WHAT IS NEEDED
List every row below that contains the string "axis", copying each such row in full. Only matches in the same case count.

AVAILABLE RECORDS
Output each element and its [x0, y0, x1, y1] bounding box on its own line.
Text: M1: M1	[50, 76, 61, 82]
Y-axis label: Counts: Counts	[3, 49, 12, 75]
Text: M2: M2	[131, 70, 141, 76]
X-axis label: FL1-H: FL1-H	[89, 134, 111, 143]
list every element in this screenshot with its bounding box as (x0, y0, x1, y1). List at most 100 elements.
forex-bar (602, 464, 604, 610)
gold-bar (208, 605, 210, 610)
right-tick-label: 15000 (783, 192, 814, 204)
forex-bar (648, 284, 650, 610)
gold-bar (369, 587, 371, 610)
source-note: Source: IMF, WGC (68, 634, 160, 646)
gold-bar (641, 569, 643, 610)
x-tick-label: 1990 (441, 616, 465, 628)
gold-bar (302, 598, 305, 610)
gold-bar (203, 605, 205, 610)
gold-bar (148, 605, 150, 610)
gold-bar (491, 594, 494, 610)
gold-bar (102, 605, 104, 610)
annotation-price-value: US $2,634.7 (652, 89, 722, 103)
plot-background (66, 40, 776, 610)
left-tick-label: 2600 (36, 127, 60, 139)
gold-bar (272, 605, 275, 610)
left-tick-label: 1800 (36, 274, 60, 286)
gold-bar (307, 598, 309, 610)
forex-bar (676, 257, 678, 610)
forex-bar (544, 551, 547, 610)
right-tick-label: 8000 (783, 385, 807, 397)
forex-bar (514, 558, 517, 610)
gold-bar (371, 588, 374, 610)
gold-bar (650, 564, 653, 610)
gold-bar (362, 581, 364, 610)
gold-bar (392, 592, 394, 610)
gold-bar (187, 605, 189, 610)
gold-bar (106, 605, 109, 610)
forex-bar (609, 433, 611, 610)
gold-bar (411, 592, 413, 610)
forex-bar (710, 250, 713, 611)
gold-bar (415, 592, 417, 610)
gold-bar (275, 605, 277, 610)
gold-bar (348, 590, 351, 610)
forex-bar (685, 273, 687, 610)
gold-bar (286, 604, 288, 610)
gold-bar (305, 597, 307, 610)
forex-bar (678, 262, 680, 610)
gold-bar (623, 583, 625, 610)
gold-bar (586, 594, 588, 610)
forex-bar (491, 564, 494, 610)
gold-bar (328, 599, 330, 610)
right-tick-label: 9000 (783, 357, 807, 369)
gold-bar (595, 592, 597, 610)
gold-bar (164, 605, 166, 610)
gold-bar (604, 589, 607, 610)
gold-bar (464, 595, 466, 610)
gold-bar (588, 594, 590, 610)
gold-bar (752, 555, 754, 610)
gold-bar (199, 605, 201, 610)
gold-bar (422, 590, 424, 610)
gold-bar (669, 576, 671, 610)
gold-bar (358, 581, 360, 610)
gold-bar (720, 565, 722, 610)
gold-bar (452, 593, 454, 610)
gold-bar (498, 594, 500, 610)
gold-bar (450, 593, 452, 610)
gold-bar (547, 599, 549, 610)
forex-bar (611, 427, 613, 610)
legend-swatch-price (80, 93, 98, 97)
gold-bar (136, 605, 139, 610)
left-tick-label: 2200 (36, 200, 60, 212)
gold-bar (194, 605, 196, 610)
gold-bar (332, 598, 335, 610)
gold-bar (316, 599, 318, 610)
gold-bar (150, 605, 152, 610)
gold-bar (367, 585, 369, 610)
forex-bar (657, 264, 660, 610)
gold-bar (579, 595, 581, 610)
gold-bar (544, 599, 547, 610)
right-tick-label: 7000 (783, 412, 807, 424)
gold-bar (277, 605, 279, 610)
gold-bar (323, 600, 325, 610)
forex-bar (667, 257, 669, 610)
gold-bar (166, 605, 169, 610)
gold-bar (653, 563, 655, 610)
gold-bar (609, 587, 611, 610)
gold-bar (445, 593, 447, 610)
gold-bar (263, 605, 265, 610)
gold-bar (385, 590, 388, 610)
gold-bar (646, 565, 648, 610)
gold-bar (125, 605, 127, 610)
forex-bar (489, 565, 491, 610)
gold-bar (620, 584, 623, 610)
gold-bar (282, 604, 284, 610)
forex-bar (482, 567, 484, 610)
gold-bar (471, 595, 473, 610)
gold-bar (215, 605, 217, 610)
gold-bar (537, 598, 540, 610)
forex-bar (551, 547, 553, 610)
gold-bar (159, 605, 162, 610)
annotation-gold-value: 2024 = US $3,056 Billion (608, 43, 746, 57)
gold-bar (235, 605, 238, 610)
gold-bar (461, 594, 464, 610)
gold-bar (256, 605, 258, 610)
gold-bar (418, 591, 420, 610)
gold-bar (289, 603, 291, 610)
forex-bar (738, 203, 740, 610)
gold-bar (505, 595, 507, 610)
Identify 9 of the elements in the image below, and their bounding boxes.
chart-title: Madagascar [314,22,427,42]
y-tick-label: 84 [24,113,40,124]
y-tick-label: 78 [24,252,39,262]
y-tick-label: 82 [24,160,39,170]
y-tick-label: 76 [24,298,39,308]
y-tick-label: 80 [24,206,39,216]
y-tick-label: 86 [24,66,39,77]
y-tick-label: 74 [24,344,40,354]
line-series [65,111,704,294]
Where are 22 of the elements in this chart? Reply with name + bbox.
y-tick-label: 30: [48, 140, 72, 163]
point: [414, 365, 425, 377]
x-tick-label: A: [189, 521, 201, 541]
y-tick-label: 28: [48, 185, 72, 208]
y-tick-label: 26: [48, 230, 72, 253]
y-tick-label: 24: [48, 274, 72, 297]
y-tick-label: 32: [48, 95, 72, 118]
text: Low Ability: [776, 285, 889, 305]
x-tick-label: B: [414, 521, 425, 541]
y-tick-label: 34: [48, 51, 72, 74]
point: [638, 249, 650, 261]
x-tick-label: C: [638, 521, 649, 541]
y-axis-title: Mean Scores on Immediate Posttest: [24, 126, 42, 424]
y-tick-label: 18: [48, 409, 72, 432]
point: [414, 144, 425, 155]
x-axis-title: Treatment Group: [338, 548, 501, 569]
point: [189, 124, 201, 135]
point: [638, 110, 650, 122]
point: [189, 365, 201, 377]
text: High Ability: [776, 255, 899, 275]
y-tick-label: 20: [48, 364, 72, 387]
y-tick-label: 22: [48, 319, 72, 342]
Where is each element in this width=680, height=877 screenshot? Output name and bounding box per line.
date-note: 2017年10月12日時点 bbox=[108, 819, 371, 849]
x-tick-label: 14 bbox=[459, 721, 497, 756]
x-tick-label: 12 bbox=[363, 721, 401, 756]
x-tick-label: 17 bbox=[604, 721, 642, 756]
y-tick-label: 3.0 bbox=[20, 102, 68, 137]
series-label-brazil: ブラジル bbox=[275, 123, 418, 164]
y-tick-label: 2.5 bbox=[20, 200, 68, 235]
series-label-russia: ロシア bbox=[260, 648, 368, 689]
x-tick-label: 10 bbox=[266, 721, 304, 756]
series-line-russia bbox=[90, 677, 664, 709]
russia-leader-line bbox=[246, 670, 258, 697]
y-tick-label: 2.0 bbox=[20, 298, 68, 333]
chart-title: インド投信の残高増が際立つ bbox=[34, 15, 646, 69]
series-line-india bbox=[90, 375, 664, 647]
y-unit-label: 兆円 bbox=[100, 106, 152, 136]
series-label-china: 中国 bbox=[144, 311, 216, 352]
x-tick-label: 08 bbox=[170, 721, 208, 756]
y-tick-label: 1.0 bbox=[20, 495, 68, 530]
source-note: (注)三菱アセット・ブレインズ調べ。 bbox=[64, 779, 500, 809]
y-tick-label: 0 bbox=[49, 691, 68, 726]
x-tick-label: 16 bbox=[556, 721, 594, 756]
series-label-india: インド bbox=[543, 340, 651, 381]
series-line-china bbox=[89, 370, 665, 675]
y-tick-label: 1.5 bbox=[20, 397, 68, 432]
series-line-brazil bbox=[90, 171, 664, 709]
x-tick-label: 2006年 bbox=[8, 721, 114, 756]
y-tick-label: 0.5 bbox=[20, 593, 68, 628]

RESULT OF THE EXERCISE
Y-axis label: Counts: Counts	[3, 49, 12, 75]
X-axis label: FL1-H: FL1-H	[89, 134, 111, 143]
y-axis-title: Mean Scores on Immediate Posttest: [24, 126, 42, 424]
x-axis-title: Treatment Group: [338, 548, 501, 569]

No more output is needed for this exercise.